Repeat exactly, and only, the lines from the line containing "What's the underlying" through the last line of the records below, including both.

#####

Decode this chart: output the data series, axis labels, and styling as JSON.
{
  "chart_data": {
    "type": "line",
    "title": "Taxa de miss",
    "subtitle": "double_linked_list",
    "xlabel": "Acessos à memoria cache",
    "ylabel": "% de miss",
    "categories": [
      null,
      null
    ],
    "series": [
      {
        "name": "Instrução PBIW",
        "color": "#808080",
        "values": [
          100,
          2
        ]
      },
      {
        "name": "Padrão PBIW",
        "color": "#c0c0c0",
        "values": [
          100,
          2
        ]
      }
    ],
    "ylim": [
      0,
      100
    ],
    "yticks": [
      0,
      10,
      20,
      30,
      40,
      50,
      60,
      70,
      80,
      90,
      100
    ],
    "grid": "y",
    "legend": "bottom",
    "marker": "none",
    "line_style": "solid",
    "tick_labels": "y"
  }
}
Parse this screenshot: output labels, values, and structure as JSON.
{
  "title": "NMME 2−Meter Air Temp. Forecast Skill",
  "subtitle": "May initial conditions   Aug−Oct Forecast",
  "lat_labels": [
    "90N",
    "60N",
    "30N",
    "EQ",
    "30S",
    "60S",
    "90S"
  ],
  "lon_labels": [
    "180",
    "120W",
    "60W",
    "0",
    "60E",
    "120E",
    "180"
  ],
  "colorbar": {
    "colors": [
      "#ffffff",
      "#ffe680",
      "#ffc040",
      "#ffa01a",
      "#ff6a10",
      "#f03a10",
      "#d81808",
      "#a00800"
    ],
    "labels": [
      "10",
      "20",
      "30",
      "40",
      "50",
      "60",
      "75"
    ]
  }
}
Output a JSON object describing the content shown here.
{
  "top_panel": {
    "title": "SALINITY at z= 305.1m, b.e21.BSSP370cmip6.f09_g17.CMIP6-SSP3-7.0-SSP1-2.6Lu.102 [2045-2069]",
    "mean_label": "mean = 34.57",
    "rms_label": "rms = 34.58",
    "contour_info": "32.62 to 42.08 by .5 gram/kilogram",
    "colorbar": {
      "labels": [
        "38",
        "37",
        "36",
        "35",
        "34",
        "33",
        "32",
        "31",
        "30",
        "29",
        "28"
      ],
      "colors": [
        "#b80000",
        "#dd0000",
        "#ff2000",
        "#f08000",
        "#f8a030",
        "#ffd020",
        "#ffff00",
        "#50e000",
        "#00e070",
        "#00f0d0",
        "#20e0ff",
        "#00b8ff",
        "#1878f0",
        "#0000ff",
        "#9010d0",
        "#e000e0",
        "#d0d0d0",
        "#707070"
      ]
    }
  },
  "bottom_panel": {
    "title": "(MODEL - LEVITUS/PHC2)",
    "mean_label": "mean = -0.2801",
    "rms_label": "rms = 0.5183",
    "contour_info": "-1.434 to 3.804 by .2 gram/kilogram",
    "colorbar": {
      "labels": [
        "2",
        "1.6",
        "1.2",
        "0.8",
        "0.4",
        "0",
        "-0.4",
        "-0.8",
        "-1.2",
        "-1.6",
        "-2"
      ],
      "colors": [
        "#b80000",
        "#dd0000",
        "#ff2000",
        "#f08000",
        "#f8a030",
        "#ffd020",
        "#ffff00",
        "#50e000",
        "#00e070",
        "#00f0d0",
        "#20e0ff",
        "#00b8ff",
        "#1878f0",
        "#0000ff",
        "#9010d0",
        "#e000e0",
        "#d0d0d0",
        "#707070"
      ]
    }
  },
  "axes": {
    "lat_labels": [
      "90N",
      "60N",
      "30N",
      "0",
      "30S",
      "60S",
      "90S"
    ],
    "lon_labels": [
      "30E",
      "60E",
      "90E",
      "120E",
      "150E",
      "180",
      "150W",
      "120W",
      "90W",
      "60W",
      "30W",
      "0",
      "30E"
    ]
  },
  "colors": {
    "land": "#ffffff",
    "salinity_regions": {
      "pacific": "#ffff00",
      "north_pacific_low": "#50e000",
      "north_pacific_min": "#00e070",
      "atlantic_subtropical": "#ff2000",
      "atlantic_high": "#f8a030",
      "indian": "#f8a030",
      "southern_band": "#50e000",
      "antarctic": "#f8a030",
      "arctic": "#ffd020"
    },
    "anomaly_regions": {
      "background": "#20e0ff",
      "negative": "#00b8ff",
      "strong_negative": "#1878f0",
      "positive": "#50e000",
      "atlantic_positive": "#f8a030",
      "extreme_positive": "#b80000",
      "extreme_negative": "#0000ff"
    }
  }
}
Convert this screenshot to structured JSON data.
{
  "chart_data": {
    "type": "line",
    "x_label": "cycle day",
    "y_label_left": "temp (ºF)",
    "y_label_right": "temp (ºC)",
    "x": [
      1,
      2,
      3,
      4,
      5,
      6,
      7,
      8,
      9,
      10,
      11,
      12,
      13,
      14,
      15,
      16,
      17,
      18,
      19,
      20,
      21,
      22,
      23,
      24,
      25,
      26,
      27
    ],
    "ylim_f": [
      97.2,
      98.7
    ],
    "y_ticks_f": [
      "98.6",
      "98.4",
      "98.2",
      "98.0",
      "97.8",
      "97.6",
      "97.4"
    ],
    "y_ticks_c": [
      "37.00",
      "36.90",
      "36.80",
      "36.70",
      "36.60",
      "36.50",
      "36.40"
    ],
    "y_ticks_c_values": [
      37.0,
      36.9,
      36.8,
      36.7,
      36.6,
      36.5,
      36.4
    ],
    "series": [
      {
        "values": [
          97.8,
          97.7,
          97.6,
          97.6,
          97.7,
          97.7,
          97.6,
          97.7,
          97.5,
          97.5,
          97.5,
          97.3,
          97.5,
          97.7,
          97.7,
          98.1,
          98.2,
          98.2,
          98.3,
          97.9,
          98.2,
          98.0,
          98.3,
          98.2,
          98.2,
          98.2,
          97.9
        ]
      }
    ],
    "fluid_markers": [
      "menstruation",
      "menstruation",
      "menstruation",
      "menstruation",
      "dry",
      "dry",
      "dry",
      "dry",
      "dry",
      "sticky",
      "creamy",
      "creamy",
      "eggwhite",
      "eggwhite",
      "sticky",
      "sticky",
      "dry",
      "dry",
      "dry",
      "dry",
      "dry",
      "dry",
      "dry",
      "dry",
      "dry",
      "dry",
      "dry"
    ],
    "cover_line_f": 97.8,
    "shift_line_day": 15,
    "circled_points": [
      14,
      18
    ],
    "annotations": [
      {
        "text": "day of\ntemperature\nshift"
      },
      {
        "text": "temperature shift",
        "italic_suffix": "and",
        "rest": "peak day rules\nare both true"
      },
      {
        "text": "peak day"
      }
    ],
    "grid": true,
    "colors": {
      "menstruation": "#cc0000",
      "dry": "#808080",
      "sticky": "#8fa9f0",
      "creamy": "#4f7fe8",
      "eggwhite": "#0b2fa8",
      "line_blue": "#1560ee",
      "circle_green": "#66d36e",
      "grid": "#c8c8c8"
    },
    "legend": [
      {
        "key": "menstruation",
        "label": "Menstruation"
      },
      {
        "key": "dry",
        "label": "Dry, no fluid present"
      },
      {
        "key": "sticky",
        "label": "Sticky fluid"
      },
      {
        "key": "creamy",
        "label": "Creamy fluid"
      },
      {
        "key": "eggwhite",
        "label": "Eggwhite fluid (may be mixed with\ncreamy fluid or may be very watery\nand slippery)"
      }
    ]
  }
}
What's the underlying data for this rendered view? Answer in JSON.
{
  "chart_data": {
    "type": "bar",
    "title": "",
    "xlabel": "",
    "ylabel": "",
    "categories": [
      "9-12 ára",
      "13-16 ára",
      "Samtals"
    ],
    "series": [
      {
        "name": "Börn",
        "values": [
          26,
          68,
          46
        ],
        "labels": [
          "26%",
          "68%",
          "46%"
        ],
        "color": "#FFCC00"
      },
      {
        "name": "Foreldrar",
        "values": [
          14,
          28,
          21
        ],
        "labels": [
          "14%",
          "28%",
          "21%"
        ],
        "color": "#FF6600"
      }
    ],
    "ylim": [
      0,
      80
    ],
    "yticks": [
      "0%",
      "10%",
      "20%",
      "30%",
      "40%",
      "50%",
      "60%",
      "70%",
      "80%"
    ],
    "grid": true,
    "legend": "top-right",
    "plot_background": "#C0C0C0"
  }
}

#####

> **Correct response**
What's the underlying data for this rendered view? Answer in JSON.
{
  "chart_data": {
    "type": "bar",
    "title": "",
    "xlabel": "",
    "ylabel": "",
    "categories": [
      "9-12 ára",
      "13-16 ára",
      "Samtals"
    ],
    "series": [
      {
        "name": "Börn",
        "values": [
          26,
          68,
          46
        ],
        "labels": [
          "26%",
          "68%",
          "46%"
        ],
        "color": "#FFCC00"
      },
      {
        "name": "Foreldrar",
        "values": [
          14,
          28,
          21
        ],
        "labels": [
          "14%",
          "28%",
          "21%"
        ],
        "color": "#FF6600"
      }
    ],
    "ylim": [
      0,
      80
    ],
    "yticks": [
      "0%",
      "10%",
      "20%",
      "30%",
      "40%",
      "50%",
      "60%",
      "70%",
      "80%"
    ],
    "grid": true,
    "legend": "top-right",
    "plot_background": "#C0C0C0"
  }
}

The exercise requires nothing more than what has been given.